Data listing

►

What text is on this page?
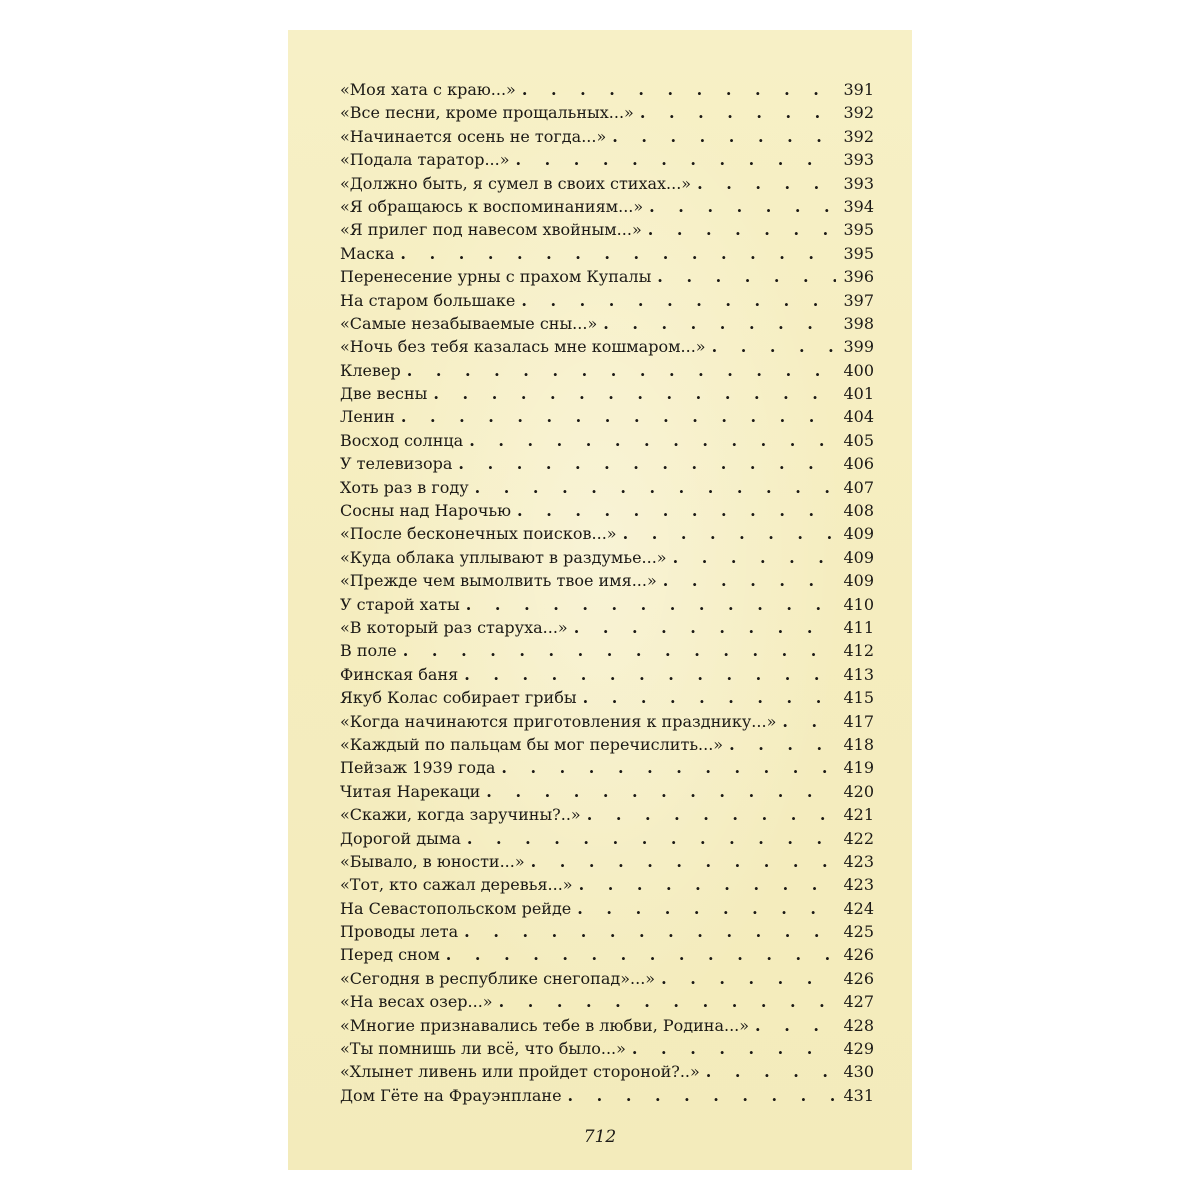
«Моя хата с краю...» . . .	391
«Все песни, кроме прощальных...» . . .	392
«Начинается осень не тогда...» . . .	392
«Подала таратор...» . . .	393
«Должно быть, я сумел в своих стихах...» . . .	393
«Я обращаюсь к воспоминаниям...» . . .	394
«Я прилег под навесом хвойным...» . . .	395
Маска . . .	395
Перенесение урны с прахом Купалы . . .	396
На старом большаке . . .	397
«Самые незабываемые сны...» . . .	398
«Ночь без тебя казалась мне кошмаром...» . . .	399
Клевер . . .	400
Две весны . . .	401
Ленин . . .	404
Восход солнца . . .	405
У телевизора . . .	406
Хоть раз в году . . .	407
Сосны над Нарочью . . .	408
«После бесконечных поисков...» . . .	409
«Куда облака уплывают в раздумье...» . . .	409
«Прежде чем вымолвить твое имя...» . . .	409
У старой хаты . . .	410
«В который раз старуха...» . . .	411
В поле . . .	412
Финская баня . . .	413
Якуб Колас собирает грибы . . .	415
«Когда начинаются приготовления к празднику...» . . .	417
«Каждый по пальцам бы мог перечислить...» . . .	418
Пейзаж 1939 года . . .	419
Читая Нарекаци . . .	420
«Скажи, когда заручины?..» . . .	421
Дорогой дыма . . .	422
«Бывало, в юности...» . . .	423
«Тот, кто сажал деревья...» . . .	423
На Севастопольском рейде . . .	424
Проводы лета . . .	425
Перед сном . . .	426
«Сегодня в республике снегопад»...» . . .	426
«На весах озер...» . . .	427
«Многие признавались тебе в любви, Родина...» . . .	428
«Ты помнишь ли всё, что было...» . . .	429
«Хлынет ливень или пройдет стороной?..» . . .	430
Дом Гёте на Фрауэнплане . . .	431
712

◄
►

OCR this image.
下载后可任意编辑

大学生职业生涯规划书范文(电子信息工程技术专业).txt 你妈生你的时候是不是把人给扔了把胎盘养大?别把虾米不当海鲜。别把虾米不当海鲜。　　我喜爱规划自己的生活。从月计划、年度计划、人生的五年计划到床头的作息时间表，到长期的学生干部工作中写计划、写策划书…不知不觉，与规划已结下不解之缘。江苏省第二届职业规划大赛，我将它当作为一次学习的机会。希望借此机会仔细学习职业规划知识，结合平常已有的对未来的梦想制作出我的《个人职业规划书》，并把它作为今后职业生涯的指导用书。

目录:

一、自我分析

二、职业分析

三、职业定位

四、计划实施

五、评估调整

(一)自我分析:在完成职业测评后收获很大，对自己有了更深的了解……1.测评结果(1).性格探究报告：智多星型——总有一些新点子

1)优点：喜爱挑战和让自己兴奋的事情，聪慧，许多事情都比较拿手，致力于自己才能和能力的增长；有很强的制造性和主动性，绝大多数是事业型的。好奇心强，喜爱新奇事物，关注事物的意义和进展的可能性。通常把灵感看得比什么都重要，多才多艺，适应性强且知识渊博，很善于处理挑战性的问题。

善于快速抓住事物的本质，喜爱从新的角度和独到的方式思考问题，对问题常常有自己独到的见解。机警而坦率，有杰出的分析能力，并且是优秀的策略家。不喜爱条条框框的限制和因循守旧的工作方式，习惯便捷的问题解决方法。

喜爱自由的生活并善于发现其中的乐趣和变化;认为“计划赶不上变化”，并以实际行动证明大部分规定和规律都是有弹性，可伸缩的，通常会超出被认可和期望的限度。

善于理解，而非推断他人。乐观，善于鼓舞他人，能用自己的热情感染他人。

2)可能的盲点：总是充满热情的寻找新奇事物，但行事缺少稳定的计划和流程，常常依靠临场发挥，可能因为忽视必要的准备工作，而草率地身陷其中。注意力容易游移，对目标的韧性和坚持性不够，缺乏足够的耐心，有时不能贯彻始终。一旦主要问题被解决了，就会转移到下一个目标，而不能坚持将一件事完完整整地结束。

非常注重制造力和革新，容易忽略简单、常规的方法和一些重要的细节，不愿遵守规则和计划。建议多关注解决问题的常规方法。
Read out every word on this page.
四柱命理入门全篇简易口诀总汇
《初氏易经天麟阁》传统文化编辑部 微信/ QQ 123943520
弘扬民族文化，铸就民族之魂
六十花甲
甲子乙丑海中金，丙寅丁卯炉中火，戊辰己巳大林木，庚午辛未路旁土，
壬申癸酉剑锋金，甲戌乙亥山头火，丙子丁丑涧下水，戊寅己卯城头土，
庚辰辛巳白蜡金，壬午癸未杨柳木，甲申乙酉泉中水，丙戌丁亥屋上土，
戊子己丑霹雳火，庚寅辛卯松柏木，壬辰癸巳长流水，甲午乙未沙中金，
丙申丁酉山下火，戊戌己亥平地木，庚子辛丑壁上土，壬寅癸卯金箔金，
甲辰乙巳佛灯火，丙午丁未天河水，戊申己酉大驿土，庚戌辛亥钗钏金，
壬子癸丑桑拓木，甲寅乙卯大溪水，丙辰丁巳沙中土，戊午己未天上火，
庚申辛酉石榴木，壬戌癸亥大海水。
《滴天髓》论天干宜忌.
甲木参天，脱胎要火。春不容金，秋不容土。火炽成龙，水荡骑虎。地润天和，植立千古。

◄

Only the number is wanted: how many lines in the entries above contain the word "this"?

PROBLEM SOLUTION: 3